───── EXTRACTED DATA
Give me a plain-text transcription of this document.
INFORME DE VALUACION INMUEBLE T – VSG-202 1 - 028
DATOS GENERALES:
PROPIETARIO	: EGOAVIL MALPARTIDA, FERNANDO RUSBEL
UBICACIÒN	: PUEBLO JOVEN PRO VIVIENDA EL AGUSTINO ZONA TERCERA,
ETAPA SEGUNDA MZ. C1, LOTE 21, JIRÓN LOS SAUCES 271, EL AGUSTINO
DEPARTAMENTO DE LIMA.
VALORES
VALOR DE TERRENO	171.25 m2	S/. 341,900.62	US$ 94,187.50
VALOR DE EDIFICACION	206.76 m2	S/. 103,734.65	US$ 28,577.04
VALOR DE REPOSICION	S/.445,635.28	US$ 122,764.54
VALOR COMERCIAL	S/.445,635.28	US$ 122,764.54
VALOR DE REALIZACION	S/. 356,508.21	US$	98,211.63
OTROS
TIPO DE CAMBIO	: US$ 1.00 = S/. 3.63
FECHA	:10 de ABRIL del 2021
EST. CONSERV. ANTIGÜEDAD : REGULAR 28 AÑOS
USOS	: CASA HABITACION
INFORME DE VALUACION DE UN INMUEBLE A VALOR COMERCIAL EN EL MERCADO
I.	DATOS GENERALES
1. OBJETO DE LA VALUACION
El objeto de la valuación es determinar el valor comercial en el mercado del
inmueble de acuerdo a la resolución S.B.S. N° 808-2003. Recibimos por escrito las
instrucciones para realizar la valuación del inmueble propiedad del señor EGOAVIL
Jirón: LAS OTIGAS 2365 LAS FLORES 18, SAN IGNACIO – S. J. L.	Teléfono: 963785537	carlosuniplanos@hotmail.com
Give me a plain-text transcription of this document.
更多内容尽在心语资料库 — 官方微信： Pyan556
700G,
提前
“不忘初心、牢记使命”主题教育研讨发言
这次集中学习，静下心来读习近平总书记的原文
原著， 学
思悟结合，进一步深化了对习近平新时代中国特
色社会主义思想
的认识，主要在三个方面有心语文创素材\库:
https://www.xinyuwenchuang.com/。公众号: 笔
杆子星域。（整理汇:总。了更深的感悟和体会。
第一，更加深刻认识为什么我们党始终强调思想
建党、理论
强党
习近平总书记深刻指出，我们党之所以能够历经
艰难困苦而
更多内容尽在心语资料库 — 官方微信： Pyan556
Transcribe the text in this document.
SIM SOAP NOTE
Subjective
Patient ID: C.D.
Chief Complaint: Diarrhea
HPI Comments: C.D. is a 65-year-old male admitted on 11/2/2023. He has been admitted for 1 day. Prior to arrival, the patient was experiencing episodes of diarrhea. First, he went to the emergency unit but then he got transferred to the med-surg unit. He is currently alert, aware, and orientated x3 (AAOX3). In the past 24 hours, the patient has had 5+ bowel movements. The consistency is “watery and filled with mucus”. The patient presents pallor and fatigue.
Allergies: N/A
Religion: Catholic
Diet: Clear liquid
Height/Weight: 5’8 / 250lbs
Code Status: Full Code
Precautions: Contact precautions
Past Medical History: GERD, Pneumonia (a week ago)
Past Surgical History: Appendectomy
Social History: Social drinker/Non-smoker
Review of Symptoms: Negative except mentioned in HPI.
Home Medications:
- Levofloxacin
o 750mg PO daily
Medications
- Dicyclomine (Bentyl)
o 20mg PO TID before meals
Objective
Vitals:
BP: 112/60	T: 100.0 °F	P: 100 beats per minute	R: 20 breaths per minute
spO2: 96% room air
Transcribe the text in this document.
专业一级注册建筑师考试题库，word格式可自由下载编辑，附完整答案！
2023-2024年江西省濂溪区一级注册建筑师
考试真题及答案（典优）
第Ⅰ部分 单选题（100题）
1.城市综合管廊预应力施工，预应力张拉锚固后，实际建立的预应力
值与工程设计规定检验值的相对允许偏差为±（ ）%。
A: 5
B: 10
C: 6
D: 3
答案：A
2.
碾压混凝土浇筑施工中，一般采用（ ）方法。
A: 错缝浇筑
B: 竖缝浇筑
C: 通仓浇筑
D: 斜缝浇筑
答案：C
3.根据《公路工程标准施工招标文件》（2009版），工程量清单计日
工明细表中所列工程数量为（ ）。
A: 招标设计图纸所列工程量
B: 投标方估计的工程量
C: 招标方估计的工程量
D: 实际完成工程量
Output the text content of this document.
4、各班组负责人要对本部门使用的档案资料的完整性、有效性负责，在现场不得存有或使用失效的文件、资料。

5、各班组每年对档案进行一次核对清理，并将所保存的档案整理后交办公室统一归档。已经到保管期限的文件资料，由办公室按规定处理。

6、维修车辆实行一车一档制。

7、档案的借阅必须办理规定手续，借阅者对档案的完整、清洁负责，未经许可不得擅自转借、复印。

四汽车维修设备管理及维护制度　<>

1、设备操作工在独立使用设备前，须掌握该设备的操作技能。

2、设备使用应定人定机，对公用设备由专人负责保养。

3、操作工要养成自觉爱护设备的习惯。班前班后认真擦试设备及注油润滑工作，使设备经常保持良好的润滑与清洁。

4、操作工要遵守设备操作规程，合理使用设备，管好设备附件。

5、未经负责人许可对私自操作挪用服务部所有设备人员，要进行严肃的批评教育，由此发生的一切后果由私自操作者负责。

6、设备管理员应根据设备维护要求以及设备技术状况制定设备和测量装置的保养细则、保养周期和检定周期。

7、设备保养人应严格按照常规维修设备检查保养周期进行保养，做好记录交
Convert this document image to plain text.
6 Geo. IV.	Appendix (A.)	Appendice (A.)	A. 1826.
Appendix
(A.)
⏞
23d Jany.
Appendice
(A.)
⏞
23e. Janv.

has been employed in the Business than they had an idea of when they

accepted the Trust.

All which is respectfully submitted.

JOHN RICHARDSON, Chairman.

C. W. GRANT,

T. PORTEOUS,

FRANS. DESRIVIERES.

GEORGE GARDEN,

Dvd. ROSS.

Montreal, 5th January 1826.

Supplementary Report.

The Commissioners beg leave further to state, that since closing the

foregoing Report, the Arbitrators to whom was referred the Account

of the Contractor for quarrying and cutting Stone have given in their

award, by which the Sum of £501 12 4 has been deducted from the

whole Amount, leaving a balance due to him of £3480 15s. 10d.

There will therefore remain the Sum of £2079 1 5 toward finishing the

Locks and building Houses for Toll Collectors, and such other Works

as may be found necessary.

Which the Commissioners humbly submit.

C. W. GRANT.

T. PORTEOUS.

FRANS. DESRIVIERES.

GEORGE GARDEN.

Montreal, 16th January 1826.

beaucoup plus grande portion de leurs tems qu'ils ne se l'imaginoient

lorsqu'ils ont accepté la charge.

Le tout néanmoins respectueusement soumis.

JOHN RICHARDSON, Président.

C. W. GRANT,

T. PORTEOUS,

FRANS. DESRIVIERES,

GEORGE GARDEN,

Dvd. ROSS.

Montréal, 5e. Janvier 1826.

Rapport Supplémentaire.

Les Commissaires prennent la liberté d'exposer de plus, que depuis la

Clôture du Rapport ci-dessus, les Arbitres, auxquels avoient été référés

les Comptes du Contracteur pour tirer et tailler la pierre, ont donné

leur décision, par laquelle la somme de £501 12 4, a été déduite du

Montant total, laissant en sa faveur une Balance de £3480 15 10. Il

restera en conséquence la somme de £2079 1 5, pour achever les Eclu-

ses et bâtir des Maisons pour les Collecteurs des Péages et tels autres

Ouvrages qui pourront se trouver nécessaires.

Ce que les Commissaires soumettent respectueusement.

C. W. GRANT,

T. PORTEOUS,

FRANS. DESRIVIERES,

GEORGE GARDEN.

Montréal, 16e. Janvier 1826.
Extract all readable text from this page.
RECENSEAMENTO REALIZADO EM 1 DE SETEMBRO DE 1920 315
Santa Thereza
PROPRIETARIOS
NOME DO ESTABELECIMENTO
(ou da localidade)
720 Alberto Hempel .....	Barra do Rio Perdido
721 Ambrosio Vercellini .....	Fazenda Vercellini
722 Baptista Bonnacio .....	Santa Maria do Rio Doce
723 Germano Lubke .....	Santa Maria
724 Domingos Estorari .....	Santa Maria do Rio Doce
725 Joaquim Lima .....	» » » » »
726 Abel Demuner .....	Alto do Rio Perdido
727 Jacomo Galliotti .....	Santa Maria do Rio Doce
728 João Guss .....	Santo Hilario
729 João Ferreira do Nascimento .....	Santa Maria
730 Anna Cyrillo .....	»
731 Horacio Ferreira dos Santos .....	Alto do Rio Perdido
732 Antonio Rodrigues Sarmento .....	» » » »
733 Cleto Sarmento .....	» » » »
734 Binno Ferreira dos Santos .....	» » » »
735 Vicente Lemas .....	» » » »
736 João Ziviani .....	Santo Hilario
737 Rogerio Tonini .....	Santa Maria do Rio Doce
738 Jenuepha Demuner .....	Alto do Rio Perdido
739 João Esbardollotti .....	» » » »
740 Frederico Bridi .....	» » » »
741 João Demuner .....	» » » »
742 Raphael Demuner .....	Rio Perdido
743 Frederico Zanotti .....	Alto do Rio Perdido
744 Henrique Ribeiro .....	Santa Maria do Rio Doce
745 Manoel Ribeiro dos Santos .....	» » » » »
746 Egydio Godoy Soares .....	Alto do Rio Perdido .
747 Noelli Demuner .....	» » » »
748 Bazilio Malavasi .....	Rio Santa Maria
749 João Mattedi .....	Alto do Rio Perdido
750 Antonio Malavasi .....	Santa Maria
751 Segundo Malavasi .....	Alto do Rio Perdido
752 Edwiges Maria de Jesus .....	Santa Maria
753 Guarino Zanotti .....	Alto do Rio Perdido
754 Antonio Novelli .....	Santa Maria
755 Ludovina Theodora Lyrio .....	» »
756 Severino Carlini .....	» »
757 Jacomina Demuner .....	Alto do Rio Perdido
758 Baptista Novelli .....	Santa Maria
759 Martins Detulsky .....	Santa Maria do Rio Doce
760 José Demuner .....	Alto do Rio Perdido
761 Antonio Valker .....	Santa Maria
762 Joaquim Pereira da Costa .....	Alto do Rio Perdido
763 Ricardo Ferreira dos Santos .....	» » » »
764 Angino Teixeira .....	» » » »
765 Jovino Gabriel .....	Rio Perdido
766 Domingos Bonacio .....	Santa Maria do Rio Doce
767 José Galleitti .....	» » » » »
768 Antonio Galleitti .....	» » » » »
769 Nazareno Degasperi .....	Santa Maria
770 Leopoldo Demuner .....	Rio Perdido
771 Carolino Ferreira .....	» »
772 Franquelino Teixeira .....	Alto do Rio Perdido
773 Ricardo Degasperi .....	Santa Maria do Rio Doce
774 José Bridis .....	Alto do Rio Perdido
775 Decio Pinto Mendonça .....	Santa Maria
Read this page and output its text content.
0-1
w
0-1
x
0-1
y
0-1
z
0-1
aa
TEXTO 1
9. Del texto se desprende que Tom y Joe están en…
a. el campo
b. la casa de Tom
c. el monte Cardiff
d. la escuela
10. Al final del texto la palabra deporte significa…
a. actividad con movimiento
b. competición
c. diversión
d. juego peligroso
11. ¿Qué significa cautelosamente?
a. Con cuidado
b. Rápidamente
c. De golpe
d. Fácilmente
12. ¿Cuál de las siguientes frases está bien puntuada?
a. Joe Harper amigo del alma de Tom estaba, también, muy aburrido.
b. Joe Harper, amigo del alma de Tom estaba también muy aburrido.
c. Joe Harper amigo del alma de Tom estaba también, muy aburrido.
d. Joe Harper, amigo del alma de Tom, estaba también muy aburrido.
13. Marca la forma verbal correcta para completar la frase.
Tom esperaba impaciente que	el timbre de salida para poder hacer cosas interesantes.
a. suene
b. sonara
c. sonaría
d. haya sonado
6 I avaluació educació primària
──────────
● **EXERCISE BRIEF**
Pick out every line above that contains the word "EGOAVIL" and copy it.

● **RESULT OF THIS EXERCISE**
PROPIETARIO	: EGOAVIL MALPARTIDA, FERNANDO RUSBEL
instrucciones para realizar la valuación del inmueble propiedad del señor EGOAVIL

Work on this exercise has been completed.